┌────────

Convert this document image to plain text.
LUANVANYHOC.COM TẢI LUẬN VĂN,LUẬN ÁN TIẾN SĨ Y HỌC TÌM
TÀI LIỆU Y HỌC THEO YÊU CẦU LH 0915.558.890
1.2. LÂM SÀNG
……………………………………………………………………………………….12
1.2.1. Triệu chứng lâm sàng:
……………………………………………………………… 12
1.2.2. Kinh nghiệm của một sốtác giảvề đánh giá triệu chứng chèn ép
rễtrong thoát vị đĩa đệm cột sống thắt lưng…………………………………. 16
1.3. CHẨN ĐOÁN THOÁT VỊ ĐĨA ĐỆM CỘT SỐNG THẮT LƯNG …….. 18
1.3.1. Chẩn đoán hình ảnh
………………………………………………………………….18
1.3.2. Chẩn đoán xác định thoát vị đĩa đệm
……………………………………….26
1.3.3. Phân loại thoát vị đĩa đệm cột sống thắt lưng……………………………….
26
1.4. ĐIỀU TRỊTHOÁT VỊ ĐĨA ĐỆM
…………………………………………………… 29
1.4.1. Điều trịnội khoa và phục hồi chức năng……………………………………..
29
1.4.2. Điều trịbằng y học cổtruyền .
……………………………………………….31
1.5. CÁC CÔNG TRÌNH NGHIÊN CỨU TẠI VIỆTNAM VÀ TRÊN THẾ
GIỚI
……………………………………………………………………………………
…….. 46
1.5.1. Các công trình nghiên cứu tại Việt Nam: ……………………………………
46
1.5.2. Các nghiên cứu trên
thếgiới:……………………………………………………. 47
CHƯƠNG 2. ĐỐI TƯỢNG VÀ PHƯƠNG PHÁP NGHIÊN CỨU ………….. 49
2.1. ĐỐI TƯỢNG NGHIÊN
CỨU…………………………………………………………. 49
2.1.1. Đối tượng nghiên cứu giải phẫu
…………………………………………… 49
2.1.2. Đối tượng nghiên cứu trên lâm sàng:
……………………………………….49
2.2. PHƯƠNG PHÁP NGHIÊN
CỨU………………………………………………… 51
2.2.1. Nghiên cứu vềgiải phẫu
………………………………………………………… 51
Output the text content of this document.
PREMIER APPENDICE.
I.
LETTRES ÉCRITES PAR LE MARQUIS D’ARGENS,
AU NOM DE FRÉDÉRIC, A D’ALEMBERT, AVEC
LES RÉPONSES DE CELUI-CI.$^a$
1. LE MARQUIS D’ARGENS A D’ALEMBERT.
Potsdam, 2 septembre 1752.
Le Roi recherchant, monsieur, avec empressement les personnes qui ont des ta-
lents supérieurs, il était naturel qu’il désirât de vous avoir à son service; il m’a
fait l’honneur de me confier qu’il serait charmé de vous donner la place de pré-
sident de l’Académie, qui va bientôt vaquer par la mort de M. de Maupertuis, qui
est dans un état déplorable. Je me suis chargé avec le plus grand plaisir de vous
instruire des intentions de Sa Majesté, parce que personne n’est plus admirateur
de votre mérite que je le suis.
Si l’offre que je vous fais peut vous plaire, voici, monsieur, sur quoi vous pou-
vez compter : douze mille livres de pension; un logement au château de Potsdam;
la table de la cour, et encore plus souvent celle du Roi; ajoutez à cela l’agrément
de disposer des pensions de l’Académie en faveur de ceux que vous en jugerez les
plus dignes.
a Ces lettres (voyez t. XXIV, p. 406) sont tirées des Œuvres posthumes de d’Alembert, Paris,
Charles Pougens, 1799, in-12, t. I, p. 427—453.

└────────

__Problem description__:
Copy the material above, line for line.

__Reply__:
Convert this document image to plain text.
LUANVANYHOC.COM TẢI LUẬN VĂN,LUẬN ÁN TIẾN SĨ Y HỌC TÌM
TÀI LIỆU Y HỌC THEO YÊU CẦU LH 0915.558.890
1.2. LÂM SÀNG
……………………………………………………………………………………….12
1.2.1. Triệu chứng lâm sàng:
……………………………………………………………… 12
1.2.2. Kinh nghiệm của một sốtác giảvề đánh giá triệu chứng chèn ép
rễtrong thoát vị đĩa đệm cột sống thắt lưng…………………………………. 16
1.3. CHẨN ĐOÁN THOÁT VỊ ĐĨA ĐỆM CỘT SỐNG THẮT LƯNG …….. 18
1.3.1. Chẩn đoán hình ảnh
………………………………………………………………….18
1.3.2. Chẩn đoán xác định thoát vị đĩa đệm
……………………………………….26
1.3.3. Phân loại thoát vị đĩa đệm cột sống thắt lưng……………………………….
26
1.4. ĐIỀU TRỊTHOÁT VỊ ĐĨA ĐỆM
…………………………………………………… 29
1.4.1. Điều trịnội khoa và phục hồi chức năng……………………………………..
29
1.4.2. Điều trịbằng y học cổtruyền .
……………………………………………….31
1.5. CÁC CÔNG TRÌNH NGHIÊN CỨU TẠI VIỆTNAM VÀ TRÊN THẾ
GIỚI
……………………………………………………………………………………
…….. 46
1.5.1. Các công trình nghiên cứu tại Việt Nam: ……………………………………
46
1.5.2. Các nghiên cứu trên
thếgiới:……………………………………………………. 47
CHƯƠNG 2. ĐỐI TƯỢNG VÀ PHƯƠNG PHÁP NGHIÊN CỨU ………….. 49
2.1. ĐỐI TƯỢNG NGHIÊN
CỨU…………………………………………………………. 49
2.1.1. Đối tượng nghiên cứu giải phẫu
…………………………………………… 49
2.1.2. Đối tượng nghiên cứu trên lâm sàng:
……………………………………….49
2.2. PHƯƠNG PHÁP NGHIÊN
CỨU………………………………………………… 51
2.2.1. Nghiên cứu vềgiải phẫu
………………………………………………………… 51
Output the text content of this document.
PREMIER APPENDICE.
I.
LETTRES ÉCRITES PAR LE MARQUIS D’ARGENS,
AU NOM DE FRÉDÉRIC, A D’ALEMBERT, AVEC
LES RÉPONSES DE CELUI-CI.$^a$
1. LE MARQUIS D’ARGENS A D’ALEMBERT.
Potsdam, 2 septembre 1752.
Le Roi recherchant, monsieur, avec empressement les personnes qui ont des ta-
lents supérieurs, il était naturel qu’il désirât de vous avoir à son service; il m’a
fait l’honneur de me confier qu’il serait charmé de vous donner la place de pré-
sident de l’Académie, qui va bientôt vaquer par la mort de M. de Maupertuis, qui
est dans un état déplorable. Je me suis chargé avec le plus grand plaisir de vous
instruire des intentions de Sa Majesté, parce que personne n’est plus admirateur
de votre mérite que je le suis.
Si l’offre que je vous fais peut vous plaire, voici, monsieur, sur quoi vous pou-
vez compter : douze mille livres de pension; un logement au château de Potsdam;
la table de la cour, et encore plus souvent celle du Roi; ajoutez à cela l’agrément
de disposer des pensions de l’Académie en faveur de ceux que vous en jugerez les
plus dignes.
a Ces lettres (voyez t. XXIV, p. 406) sont tirées des Œuvres posthumes de d’Alembert, Paris,
Charles Pougens, 1799, in-12, t. I, p. 427—453.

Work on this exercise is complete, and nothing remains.